INFORMATION Block Start

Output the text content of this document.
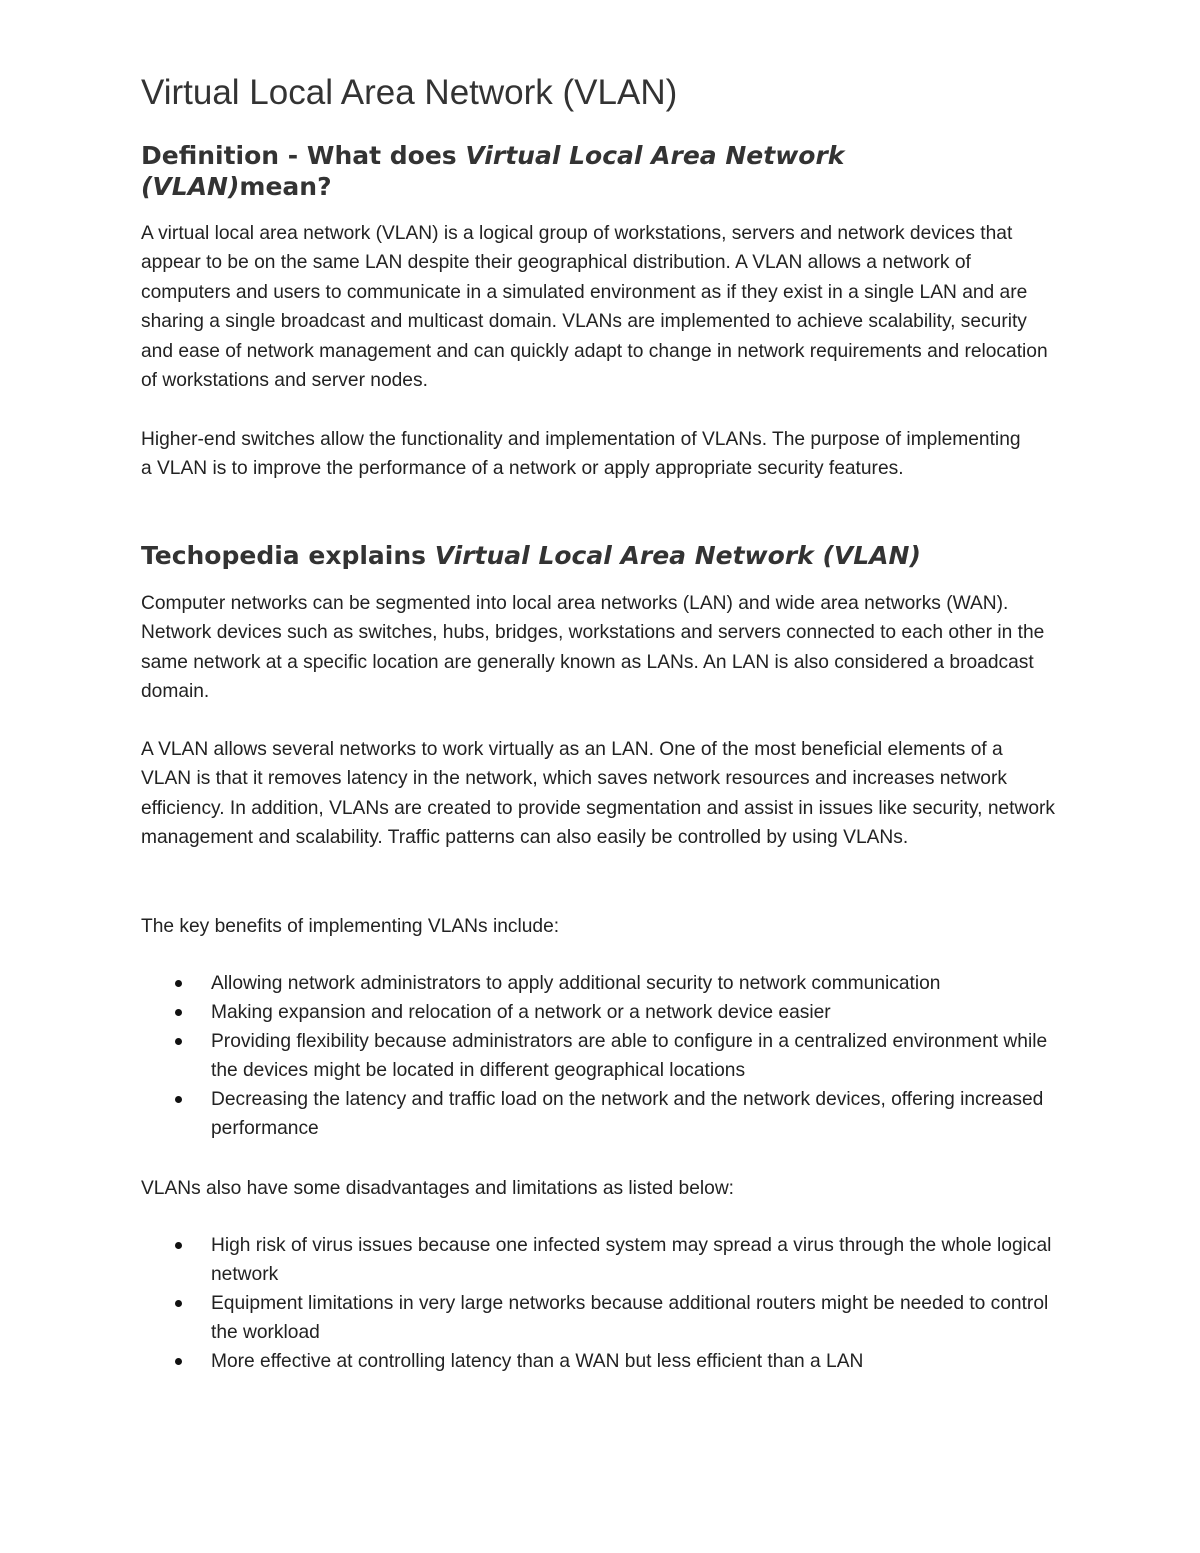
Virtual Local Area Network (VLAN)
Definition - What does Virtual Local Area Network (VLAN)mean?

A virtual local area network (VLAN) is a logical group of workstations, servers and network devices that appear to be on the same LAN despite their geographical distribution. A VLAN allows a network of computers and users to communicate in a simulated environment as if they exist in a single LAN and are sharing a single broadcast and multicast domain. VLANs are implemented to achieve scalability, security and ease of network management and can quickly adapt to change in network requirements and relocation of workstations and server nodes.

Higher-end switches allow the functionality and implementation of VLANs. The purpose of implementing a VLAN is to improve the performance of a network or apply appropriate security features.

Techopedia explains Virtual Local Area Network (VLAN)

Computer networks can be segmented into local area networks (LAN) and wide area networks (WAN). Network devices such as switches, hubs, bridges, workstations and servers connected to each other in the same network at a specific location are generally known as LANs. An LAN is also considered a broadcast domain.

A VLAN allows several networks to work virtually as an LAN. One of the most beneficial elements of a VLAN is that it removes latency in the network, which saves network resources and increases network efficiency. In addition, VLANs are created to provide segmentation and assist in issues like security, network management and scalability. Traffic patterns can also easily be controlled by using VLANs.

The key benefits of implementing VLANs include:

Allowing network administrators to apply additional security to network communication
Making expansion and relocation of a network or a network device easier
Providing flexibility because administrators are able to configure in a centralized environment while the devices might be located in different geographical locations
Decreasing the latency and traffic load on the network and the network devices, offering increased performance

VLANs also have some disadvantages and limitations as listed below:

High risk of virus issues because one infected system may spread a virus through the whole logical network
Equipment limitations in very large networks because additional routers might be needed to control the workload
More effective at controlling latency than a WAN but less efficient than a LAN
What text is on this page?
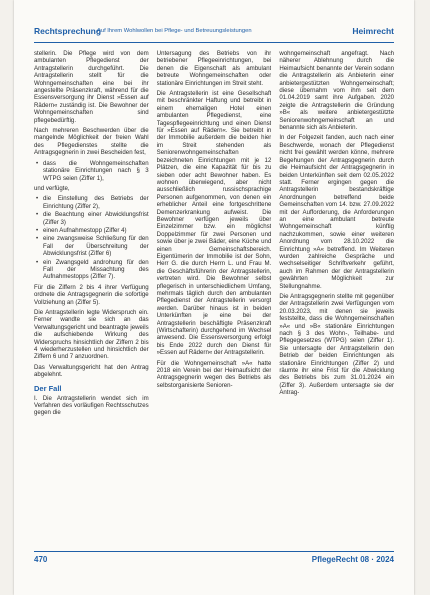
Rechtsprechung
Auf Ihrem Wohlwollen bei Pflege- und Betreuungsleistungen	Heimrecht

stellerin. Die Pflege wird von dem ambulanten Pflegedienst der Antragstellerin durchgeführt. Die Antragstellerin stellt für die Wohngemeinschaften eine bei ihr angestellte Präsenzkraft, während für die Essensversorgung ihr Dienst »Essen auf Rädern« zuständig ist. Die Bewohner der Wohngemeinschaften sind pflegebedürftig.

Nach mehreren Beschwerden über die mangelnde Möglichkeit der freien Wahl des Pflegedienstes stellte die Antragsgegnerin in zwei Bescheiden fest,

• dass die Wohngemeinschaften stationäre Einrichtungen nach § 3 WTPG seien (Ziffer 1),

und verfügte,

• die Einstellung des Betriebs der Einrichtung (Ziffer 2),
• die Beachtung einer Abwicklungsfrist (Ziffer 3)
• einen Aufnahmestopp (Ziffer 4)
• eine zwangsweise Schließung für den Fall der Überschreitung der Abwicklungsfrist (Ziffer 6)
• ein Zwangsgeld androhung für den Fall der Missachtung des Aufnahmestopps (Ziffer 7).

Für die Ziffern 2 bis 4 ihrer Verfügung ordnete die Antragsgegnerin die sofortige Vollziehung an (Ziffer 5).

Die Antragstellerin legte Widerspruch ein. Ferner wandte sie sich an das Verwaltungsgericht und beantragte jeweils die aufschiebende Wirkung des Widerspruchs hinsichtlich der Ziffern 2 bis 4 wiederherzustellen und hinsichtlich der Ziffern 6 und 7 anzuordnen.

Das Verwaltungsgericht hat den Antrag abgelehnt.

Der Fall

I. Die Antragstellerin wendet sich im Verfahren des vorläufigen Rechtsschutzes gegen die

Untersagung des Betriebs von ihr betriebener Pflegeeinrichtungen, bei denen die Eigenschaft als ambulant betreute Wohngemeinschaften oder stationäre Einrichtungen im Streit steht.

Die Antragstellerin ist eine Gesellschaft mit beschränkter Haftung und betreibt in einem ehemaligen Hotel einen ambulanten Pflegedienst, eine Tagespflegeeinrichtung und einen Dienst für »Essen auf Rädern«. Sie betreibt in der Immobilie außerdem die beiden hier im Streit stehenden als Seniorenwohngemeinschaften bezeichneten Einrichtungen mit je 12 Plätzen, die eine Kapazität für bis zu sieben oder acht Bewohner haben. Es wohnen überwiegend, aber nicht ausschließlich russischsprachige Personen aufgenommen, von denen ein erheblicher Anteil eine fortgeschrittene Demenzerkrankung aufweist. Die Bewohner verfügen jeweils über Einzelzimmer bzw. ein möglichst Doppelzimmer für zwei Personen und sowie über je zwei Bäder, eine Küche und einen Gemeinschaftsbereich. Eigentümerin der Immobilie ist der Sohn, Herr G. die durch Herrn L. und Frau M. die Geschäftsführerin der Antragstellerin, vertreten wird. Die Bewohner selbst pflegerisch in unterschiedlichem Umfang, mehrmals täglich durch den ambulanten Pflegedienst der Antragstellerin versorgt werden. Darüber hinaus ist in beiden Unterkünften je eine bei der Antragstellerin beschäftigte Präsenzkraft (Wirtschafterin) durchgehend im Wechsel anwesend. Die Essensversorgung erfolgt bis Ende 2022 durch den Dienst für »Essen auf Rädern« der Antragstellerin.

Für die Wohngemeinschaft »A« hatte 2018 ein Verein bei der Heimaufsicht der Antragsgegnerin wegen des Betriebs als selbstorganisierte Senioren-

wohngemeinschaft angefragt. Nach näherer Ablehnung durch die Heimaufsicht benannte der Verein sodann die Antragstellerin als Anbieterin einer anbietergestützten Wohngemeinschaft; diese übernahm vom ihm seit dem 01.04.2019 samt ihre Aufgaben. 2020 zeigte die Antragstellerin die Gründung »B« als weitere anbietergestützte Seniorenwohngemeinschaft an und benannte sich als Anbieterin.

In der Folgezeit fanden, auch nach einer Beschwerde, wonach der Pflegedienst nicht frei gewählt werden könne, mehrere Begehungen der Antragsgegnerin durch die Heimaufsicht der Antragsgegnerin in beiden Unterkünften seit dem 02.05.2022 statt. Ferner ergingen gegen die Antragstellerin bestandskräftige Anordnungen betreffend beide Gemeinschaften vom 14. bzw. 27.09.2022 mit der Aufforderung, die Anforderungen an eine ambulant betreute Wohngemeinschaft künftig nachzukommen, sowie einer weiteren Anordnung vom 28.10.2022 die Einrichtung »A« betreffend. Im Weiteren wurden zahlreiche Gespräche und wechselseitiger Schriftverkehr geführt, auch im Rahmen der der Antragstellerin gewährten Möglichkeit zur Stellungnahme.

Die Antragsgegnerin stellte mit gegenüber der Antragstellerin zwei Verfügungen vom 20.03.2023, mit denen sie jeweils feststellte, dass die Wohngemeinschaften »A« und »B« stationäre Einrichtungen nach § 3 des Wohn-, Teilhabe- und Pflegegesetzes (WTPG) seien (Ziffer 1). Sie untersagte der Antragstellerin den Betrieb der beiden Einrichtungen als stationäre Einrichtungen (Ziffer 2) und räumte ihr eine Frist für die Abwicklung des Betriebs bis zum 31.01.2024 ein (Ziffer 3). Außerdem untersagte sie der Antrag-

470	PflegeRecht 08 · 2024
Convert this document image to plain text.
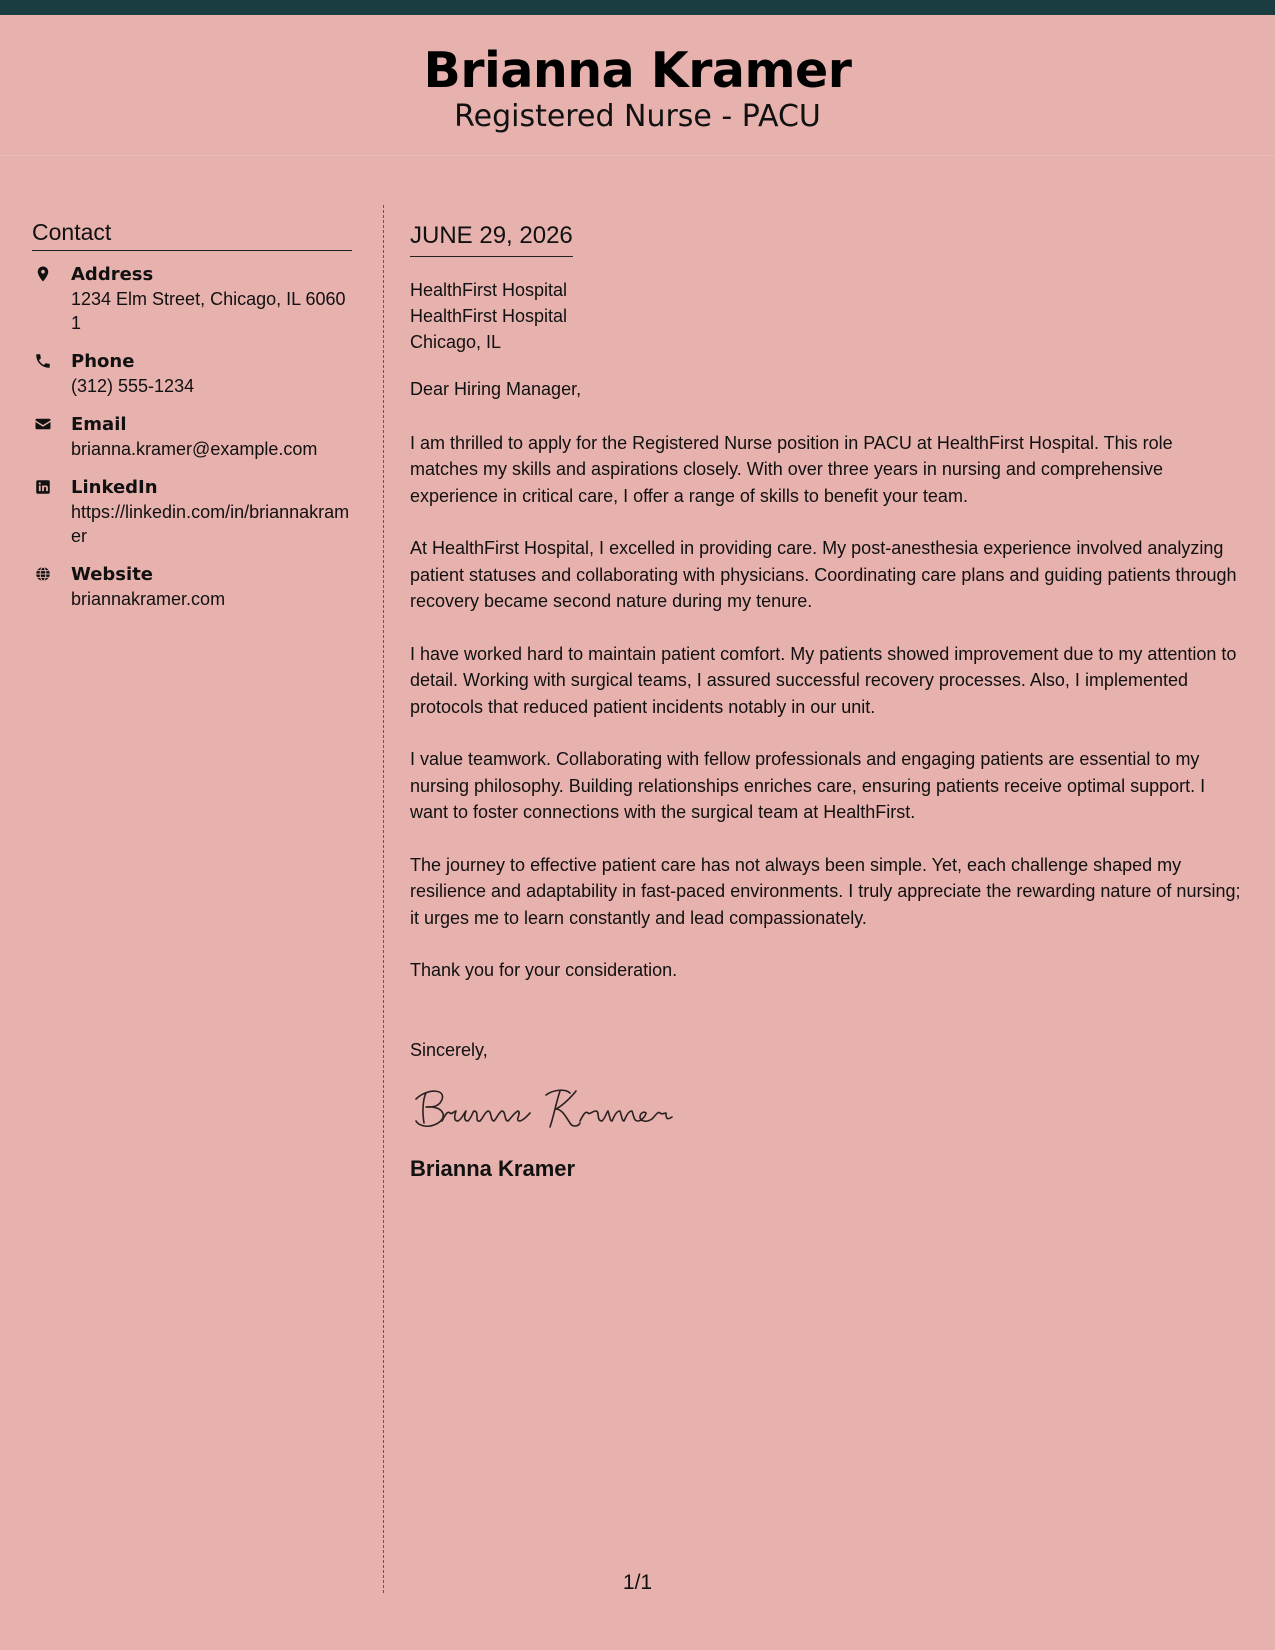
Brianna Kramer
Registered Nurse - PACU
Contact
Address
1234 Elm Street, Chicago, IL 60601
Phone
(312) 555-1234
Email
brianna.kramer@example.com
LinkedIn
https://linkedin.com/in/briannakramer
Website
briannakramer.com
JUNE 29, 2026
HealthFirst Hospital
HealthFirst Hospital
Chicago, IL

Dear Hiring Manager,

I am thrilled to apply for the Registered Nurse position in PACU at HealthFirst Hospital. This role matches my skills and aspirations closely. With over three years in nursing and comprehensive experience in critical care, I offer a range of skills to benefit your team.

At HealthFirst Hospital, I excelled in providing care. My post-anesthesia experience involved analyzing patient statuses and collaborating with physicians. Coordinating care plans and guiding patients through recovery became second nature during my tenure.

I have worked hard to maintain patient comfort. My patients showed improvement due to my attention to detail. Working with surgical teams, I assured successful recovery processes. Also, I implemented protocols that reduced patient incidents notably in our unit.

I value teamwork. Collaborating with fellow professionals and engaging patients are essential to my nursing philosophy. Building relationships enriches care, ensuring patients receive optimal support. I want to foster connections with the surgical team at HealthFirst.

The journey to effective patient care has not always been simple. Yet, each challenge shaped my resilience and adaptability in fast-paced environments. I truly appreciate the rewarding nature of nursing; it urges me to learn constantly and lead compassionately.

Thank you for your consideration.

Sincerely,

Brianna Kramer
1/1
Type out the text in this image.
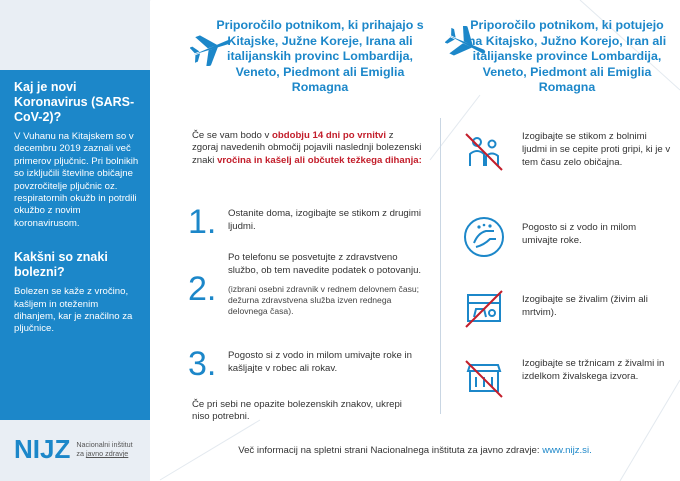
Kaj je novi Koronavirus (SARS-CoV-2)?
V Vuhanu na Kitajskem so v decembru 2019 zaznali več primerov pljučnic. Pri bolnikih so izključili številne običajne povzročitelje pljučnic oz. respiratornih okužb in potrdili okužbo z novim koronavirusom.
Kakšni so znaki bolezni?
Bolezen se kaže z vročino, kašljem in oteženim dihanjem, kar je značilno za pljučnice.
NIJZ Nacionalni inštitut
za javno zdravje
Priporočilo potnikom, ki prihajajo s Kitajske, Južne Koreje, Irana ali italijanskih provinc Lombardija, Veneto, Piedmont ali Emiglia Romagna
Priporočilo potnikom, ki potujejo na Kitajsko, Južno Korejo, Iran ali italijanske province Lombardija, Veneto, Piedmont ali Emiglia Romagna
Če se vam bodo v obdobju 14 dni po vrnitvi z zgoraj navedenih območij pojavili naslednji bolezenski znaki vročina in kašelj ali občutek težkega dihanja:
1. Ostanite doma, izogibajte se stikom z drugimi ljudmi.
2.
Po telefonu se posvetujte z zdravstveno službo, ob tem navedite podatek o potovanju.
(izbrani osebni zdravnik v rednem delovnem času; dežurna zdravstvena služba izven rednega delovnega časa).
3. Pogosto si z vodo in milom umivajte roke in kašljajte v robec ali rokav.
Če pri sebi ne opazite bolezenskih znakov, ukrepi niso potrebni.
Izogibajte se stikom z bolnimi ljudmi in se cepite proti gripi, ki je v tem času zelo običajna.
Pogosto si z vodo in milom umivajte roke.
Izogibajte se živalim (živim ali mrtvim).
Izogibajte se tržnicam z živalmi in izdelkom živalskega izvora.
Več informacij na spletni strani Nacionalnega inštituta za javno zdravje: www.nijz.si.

INFORMATION Block End

*WHAT THE TASK REQUIRES*:
The lines to copy are those in the listing that contain the word "Abwicklungsfrist".

*ANSWER BOX*:
• die Beachtung einer Abwicklungsfrist (Ziffer 3)
• eine zwangsweise Schließung für den Fall der Überschreitung der Abwicklungsfrist (Ziffer 6)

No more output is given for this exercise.